___ Exercise material ___

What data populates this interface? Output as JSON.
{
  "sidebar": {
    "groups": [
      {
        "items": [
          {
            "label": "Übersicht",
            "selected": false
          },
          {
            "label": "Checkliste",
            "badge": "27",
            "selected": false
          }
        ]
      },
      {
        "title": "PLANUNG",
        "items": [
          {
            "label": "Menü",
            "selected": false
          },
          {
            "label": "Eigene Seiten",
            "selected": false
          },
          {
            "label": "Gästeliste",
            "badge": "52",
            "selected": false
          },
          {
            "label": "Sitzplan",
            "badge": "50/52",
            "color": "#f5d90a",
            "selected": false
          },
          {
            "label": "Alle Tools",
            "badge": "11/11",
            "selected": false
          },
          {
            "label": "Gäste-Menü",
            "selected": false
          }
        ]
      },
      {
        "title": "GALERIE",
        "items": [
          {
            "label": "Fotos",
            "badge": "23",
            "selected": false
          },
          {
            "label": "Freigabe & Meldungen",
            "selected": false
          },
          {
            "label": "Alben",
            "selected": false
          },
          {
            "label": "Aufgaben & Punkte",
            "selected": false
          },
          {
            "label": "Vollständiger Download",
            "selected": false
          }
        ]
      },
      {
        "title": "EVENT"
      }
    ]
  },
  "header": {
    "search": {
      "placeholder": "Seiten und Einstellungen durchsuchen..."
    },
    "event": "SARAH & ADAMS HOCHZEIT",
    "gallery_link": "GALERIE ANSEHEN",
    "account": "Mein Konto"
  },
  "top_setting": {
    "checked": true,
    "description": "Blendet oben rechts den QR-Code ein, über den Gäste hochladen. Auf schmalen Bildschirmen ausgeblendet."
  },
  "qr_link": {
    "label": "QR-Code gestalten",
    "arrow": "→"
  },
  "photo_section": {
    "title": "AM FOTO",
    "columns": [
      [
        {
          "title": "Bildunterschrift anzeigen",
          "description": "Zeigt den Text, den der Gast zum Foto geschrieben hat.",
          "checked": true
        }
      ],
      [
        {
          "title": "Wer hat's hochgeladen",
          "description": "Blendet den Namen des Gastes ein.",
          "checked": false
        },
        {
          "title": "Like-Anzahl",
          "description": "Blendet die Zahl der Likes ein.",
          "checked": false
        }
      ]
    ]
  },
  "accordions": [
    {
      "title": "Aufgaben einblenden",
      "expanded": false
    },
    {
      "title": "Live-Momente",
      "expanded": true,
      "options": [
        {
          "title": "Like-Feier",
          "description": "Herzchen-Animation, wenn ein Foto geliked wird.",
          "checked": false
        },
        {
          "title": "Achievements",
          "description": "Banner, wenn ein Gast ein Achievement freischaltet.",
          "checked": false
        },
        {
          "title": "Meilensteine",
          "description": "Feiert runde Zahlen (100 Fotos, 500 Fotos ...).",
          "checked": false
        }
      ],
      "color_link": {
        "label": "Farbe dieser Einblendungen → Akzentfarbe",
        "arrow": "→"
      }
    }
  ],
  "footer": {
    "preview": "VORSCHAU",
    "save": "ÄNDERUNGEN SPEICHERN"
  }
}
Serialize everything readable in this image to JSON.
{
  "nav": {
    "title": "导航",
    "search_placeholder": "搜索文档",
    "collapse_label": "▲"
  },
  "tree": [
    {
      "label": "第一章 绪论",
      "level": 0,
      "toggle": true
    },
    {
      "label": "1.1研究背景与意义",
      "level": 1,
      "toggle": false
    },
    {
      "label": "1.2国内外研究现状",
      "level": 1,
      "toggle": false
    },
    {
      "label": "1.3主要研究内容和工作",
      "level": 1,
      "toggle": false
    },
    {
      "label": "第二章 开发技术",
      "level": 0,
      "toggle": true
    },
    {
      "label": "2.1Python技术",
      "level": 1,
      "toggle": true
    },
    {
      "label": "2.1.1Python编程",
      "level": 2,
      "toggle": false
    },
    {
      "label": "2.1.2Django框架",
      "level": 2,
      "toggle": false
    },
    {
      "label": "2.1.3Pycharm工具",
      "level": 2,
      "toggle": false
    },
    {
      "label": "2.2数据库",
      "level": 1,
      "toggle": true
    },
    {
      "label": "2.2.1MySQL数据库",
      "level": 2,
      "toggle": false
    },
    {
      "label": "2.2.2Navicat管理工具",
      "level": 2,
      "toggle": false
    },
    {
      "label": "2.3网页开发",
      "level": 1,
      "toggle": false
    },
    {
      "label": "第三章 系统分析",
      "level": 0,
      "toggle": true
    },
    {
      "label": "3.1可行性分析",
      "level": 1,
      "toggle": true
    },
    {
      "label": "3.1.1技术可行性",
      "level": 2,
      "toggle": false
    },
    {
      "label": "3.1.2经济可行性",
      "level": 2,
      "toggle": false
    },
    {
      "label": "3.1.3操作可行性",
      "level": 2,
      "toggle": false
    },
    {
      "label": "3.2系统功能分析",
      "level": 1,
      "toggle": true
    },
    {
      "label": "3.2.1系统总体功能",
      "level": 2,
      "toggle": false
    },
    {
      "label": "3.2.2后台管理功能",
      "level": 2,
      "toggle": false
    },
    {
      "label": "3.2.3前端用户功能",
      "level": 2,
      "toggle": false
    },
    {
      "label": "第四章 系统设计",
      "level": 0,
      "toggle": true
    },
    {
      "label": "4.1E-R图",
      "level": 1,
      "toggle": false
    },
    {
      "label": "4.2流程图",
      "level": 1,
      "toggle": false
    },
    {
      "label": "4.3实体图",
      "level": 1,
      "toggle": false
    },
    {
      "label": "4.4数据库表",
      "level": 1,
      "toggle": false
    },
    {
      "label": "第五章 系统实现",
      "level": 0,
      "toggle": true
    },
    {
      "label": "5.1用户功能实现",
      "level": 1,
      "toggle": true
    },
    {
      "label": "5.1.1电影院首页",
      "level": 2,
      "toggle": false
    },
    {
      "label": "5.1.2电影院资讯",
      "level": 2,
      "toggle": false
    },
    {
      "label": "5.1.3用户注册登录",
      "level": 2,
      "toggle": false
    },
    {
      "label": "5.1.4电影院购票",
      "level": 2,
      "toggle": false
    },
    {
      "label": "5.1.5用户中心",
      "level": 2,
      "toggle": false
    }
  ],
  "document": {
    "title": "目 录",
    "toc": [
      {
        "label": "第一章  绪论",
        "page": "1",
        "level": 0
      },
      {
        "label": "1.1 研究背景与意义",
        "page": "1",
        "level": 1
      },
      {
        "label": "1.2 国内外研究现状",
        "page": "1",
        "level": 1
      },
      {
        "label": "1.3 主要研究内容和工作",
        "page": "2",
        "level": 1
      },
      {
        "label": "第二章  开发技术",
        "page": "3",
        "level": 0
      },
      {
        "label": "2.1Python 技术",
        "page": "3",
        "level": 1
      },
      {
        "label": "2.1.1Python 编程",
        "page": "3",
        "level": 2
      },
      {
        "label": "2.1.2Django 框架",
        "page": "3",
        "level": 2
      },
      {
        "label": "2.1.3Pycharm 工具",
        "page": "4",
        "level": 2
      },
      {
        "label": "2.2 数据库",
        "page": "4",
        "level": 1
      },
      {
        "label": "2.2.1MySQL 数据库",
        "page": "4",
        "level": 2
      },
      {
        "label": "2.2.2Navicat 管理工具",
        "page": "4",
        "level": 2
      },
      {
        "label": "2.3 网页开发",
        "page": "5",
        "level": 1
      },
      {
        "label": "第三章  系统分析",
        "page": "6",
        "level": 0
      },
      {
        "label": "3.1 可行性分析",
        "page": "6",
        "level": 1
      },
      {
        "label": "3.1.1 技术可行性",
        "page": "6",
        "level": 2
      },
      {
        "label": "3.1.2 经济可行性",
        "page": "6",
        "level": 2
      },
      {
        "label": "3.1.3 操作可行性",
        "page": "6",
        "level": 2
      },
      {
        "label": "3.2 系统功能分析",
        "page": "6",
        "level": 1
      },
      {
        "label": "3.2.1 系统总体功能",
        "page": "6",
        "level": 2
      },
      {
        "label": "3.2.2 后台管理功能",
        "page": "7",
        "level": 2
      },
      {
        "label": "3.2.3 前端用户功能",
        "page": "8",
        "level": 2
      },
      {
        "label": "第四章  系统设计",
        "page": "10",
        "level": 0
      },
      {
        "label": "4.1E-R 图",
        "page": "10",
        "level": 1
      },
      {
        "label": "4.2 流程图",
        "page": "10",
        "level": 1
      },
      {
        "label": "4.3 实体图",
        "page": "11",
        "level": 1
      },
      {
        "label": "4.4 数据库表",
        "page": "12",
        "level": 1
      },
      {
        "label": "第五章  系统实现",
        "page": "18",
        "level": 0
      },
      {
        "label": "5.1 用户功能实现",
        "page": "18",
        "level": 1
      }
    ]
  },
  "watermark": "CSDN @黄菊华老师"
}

___

= What you need to do =
Check each line of the records for the word "JSON", and show the lines that contain it.

= Response =
What data populates this interface? Output as JSON.
Serialize everything readable in this image to JSON.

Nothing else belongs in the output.